Data records
:::
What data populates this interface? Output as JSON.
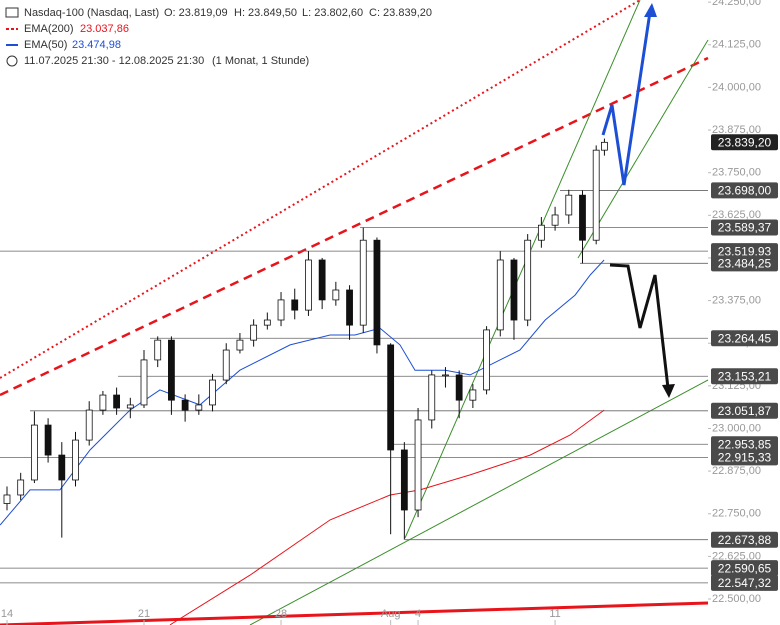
{
  "chart_data": {
    "type": "candlestick",
    "title": "Nasdaq-100 (Nasdaq, Last)",
    "ohlc_labels": [
      "O: 23.819,09",
      "H: 23.849,50",
      "L: 23.802,60",
      "C: 23.839,20"
    ],
    "period": "11.07.2025 21:30 - 12.08.2025 21:30",
    "interval": "(1 Monat, 1 Stunde)",
    "x": [
      0,
      0.5,
      1,
      1.5,
      2,
      2.5,
      3,
      3.5,
      4,
      4.5,
      5,
      5.5,
      6,
      6.5,
      7,
      7.5,
      8,
      8.5,
      9,
      9.5,
      10,
      10.5,
      11,
      11.5,
      12,
      12.5,
      13,
      13.5,
      14,
      14.5,
      15,
      15.5,
      16,
      16.5,
      17,
      17.5,
      18,
      18.5,
      19,
      19.5,
      20,
      20.5,
      21,
      21.5,
      21.8
    ],
    "open": [
      22780,
      22805,
      22849,
      23010,
      22922,
      22849,
      22966,
      23054,
      23098,
      23060,
      23069,
      23201,
      23259,
      23083,
      23054,
      23069,
      23142,
      23230,
      23259,
      23303,
      23318,
      23377,
      23347,
      23494,
      23377,
      23406,
      23303,
      23552,
      23245,
      22937,
      22761,
      23025,
      23157,
      23157,
      23083,
      23113,
      23289,
      23494,
      23318,
      23552,
      23596,
      23626,
      23684,
      23552,
      23816
    ],
    "high": [
      22830,
      22870,
      23050,
      23030,
      22960,
      22990,
      23080,
      23110,
      23120,
      23090,
      23230,
      23270,
      23270,
      23100,
      23100,
      23160,
      23250,
      23280,
      23320,
      23340,
      23400,
      23410,
      23520,
      23500,
      23430,
      23420,
      23589,
      23560,
      23250,
      22960,
      23060,
      23170,
      23180,
      23170,
      23130,
      23300,
      23520,
      23500,
      23570,
      23620,
      23650,
      23700,
      23698,
      23830,
      23850
    ],
    "low": [
      22760,
      22790,
      22840,
      22900,
      22680,
      22830,
      22950,
      23040,
      23040,
      23030,
      23060,
      23180,
      23040,
      23020,
      23040,
      23050,
      23130,
      23220,
      23240,
      23290,
      23300,
      23320,
      23330,
      23350,
      23360,
      23260,
      23280,
      23220,
      22690,
      22674,
      22740,
      23000,
      23120,
      23030,
      23060,
      23100,
      23270,
      23260,
      23300,
      23530,
      23580,
      23600,
      23484,
      23540,
      23800
    ],
    "close": [
      22805,
      22849,
      23010,
      22922,
      22849,
      22966,
      23054,
      23098,
      23060,
      23069,
      23201,
      23259,
      23083,
      23054,
      23069,
      23142,
      23230,
      23259,
      23303,
      23318,
      23377,
      23347,
      23494,
      23377,
      23406,
      23303,
      23552,
      23245,
      22937,
      22761,
      23025,
      23157,
      23157,
      23083,
      23113,
      23289,
      23494,
      23318,
      23552,
      23596,
      23626,
      23684,
      23552,
      23816,
      23839
    ],
    "series": [
      {
        "name": "EMA(200)",
        "value_label": "23.037,86",
        "color": "#e8141b",
        "x": [
          5.95,
          8.87,
          11.79,
          13.98,
          15.07,
          16.9,
          19.09,
          20.55,
          21.79
        ],
        "values": [
          22424,
          22570,
          22732,
          22805,
          22820,
          22864,
          22922,
          22981,
          23054
        ]
      },
      {
        "name": "EMA(50)",
        "value_label": "23.474,98",
        "color": "#1d4fd6",
        "x": [
          -0.25,
          0.84,
          1.93,
          3.03,
          4.49,
          5.58,
          7.04,
          8.5,
          10.33,
          11.79,
          12.7,
          13.61,
          14.34,
          14.89,
          15.99,
          16.9,
          17.99,
          18.72,
          19.64,
          20.73,
          21.28,
          21.79
        ],
        "values": [
          22717,
          22820,
          22820,
          22937,
          23054,
          23113,
          23069,
          23171,
          23245,
          23274,
          23274,
          23294,
          23245,
          23171,
          23171,
          23157,
          23201,
          23230,
          23318,
          23391,
          23450,
          23494
        ]
      }
    ],
    "levels": [
      {
        "value": 23698.0,
        "label": "23.698,00"
      },
      {
        "value": 23589.37,
        "label": "23.589,37"
      },
      {
        "value": 23519.93,
        "label": "23.519,93"
      },
      {
        "value": 23484.25,
        "label": "23.484,25"
      },
      {
        "value": 23264.45,
        "label": "23.264,45"
      },
      {
        "value": 23153.21,
        "label": "23.153,21"
      },
      {
        "value": 23051.87,
        "label": "23.051,87"
      },
      {
        "value": 22953.85,
        "label": "22.953,85"
      },
      {
        "value": 22915.33,
        "label": "22.915,33"
      },
      {
        "value": 22673.88,
        "label": "22.673,88"
      },
      {
        "value": 22590.65,
        "label": "22.590,65"
      },
      {
        "value": 22547.32,
        "label": "22.547,32"
      },
      {
        "value": 23839.2,
        "label": "23.839,20"
      }
    ],
    "xlim": [
      -0.255,
      25.58
    ],
    "xticks": [
      {
        "value": 0,
        "label": "14"
      },
      {
        "value": 5,
        "label": "21"
      },
      {
        "value": 10,
        "label": "28"
      },
      {
        "value": 14,
        "label": "Aug"
      },
      {
        "value": 15,
        "label": "4"
      },
      {
        "value": 20,
        "label": "11"
      }
    ],
    "ylim": [
      22423.8,
      24256.3
    ],
    "yticks": [
      {
        "value": 22500,
        "label": "22.500,00"
      },
      {
        "value": 22625,
        "label": "22.625,00"
      },
      {
        "value": 22750,
        "label": "22.750,00"
      },
      {
        "value": 22875,
        "label": "22.875,00"
      },
      {
        "value": 23000,
        "label": "23.000,00"
      },
      {
        "value": 23125,
        "label": "23.125,00"
      },
      {
        "value": 23250,
        "label": "23.250,00"
      },
      {
        "value": 23375,
        "label": "23.375,00"
      },
      {
        "value": 23500,
        "label": "23.500,00"
      },
      {
        "value": 23625,
        "label": "23.625,00"
      },
      {
        "value": 23750,
        "label": "23.750,00"
      },
      {
        "value": 23875,
        "label": "23.875,00"
      },
      {
        "value": 24000,
        "label": "24.000,00"
      },
      {
        "value": 24125,
        "label": "24.125,00"
      },
      {
        "value": 24250,
        "label": "24.250,00"
      }
    ]
  }
}
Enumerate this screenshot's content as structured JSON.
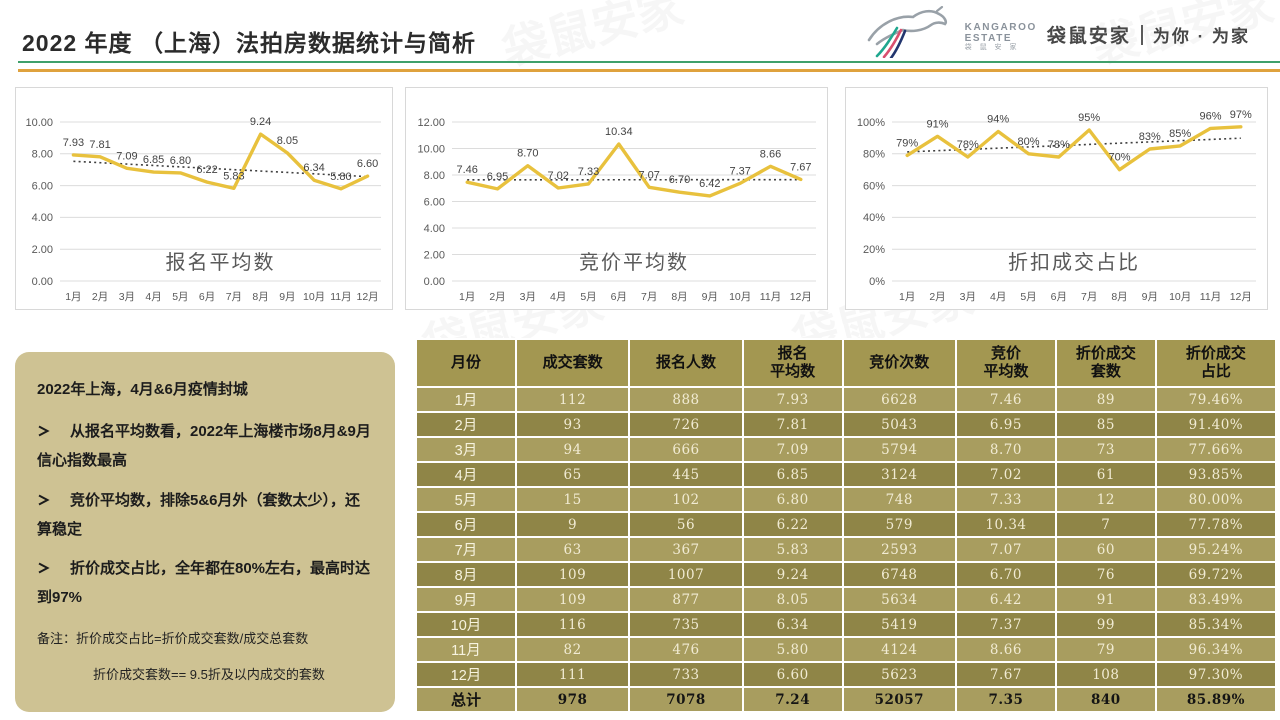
{
  "header": {
    "title": "2022 年度 （上海）法拍房数据统计与简析",
    "brand_name": "袋鼠安家",
    "brand_slogan": "为你 · 为家",
    "logo_text_top": "KANGAROO",
    "logo_text_mid": "ESTATE",
    "logo_text_sub": "袋 鼠 安 家"
  },
  "watermark_text": "袋鼠安家",
  "colors": {
    "gold_line": "#E8C13D",
    "trend_line": "#3F3F3F",
    "rule_green": "#3FA06B",
    "rule_orange": "#DFA23E",
    "table_header_bg": "#A39751",
    "row_light_bg": "#A89D5F",
    "row_dark_bg": "#8F8547",
    "table_text_light": "#F1EBD3",
    "notes_bg": "#CEC293",
    "chart_text": "#595959"
  },
  "chart_data": [
    {
      "type": "line",
      "title": "报名平均数",
      "categories": [
        "1月",
        "2月",
        "3月",
        "4月",
        "5月",
        "6月",
        "7月",
        "8月",
        "9月",
        "10月",
        "11月",
        "12月"
      ],
      "values": [
        7.93,
        7.81,
        7.09,
        6.85,
        6.8,
        6.22,
        5.83,
        9.24,
        8.05,
        6.34,
        5.8,
        6.6
      ],
      "labels": [
        "7.93",
        "7.81",
        "7.09",
        "6.85",
        "6.80",
        "6.22",
        "5.83",
        "9.24",
        "8.05",
        "6.34",
        "5.80",
        "6.60"
      ],
      "ylim": [
        0,
        10
      ],
      "ytick_values": [
        10,
        8,
        6,
        4,
        2,
        0
      ],
      "ytick_labels": [
        "10.00",
        "8.00",
        "6.00",
        "4.00",
        "2.00",
        "0.00"
      ],
      "grid": true,
      "trendline": "linear-dotted",
      "legend": "none"
    },
    {
      "type": "line",
      "title": "竞价平均数",
      "categories": [
        "1月",
        "2月",
        "3月",
        "4月",
        "5月",
        "6月",
        "7月",
        "8月",
        "9月",
        "10月",
        "11月",
        "12月"
      ],
      "values": [
        7.46,
        6.95,
        8.7,
        7.02,
        7.33,
        10.34,
        7.07,
        6.7,
        6.42,
        7.37,
        8.66,
        7.67
      ],
      "labels": [
        "7.46",
        "6.95",
        "8.70",
        "7.02",
        "7.33",
        "10.34",
        "7.07",
        "6.70",
        "6.42",
        "7.37",
        "8.66",
        "7.67"
      ],
      "ylim": [
        0,
        12
      ],
      "ytick_values": [
        12,
        10,
        8,
        6,
        4,
        2,
        0
      ],
      "ytick_labels": [
        "12.00",
        "10.00",
        "8.00",
        "6.00",
        "4.00",
        "2.00",
        "0.00"
      ],
      "grid": true,
      "trendline": "linear-dotted",
      "legend": "none"
    },
    {
      "type": "line",
      "title": "折扣成交占比",
      "categories": [
        "1月",
        "2月",
        "3月",
        "4月",
        "5月",
        "6月",
        "7月",
        "8月",
        "9月",
        "10月",
        "11月",
        "12月"
      ],
      "values": [
        79,
        91,
        78,
        94,
        80,
        78,
        95,
        70,
        83,
        85,
        96,
        97
      ],
      "labels": [
        "79%",
        "91%",
        "78%",
        "94%",
        "80%",
        "78%",
        "95%",
        "70%",
        "83%",
        "85%",
        "96%",
        "97%"
      ],
      "ylim": [
        0,
        100
      ],
      "ytick_values": [
        100,
        80,
        60,
        40,
        20,
        0
      ],
      "ytick_labels": [
        "100%",
        "80%",
        "60%",
        "40%",
        "20%",
        "0%"
      ],
      "grid": true,
      "trendline": "linear-dotted",
      "legend": "none"
    }
  ],
  "notes": {
    "headline": "2022年上海，4月&6月疫情封城",
    "bullet_char": "➢",
    "bullets": [
      "从报名平均数看，2022年上海楼市场8月&9月信心指数最高",
      "竞价平均数，排除5&6月外（套数太少），还算稳定",
      "折价成交占比，全年都在80%左右，最高时达到97%"
    ],
    "remark1": "备注：折价成交占比=折价成交套数/成交总套数",
    "remark2": "折价成交套数== 9.5折及以内成交的套数"
  },
  "table": {
    "headers": [
      "月份",
      "成交套数",
      "报名人数",
      "报名\n平均数",
      "竞价次数",
      "竞价\n平均数",
      "折价成交\n套数",
      "折价成交\n占比"
    ],
    "rows": [
      [
        "1月",
        "112",
        "888",
        "7.93",
        "6628",
        "7.46",
        "89",
        "79.46%"
      ],
      [
        "2月",
        "93",
        "726",
        "7.81",
        "5043",
        "6.95",
        "85",
        "91.40%"
      ],
      [
        "3月",
        "94",
        "666",
        "7.09",
        "5794",
        "8.70",
        "73",
        "77.66%"
      ],
      [
        "4月",
        "65",
        "445",
        "6.85",
        "3124",
        "7.02",
        "61",
        "93.85%"
      ],
      [
        "5月",
        "15",
        "102",
        "6.80",
        "748",
        "7.33",
        "12",
        "80.00%"
      ],
      [
        "6月",
        "9",
        "56",
        "6.22",
        "579",
        "10.34",
        "7",
        "77.78%"
      ],
      [
        "7月",
        "63",
        "367",
        "5.83",
        "2593",
        "7.07",
        "60",
        "95.24%"
      ],
      [
        "8月",
        "109",
        "1007",
        "9.24",
        "6748",
        "6.70",
        "76",
        "69.72%"
      ],
      [
        "9月",
        "109",
        "877",
        "8.05",
        "5634",
        "6.42",
        "91",
        "83.49%"
      ],
      [
        "10月",
        "116",
        "735",
        "6.34",
        "5419",
        "7.37",
        "99",
        "85.34%"
      ],
      [
        "11月",
        "82",
        "476",
        "5.80",
        "4124",
        "8.66",
        "79",
        "96.34%"
      ],
      [
        "12月",
        "111",
        "733",
        "6.60",
        "5623",
        "7.67",
        "108",
        "97.30%"
      ]
    ],
    "total": [
      "总计",
      "978",
      "7078",
      "7.24",
      "52057",
      "7.35",
      "840",
      "85.89%"
    ]
  }
}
:::
Problem requirements => Every line in the data that holds "title" should be copied out.

Response to the exercise =>
    "title": "Nasdaq-100 (Nasdaq, Last)",
    "title": "2022 年度 （上海）法拍房数据统计与简析",
      "title": "报名平均数",
      "title": "竞价平均数",
      "title": "折扣成交占比",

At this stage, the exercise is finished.